TASK DETAILS. Your task is to retype each line of the data below exactly.

EXERCISE MATERIALS.
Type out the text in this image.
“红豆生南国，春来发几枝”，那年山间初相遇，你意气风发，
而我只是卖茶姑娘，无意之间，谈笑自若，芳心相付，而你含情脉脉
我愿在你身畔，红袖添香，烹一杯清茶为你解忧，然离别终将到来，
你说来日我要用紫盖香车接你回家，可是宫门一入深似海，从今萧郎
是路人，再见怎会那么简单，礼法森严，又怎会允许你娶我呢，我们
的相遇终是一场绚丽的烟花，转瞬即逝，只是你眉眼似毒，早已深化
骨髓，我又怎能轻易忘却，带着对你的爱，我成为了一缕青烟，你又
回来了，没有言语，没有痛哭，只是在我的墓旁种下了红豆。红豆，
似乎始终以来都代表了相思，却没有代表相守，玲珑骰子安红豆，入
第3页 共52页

ANSWER FOR THIS EXERCISE.
Type out the text in this image.
“红豆生南国，春来发几枝”，那年山间初相遇，你意气风发，
而我只是卖茶姑娘，无意之间，谈笑自若，芳心相付，而你含情脉脉
我愿在你身畔，红袖添香，烹一杯清茶为你解忧，然离别终将到来，
你说来日我要用紫盖香车接你回家，可是宫门一入深似海，从今萧郎
是路人，再见怎会那么简单，礼法森严，又怎会允许你娶我呢，我们
的相遇终是一场绚丽的烟花，转瞬即逝，只是你眉眼似毒，早已深化
骨髓，我又怎能轻易忘却，带着对你的爱，我成为了一缕青烟，你又
回来了，没有言语，没有痛哭，只是在我的墓旁种下了红豆。红豆，
似乎始终以来都代表了相思，却没有代表相守，玲珑骰子安红豆，入
第3页 共52页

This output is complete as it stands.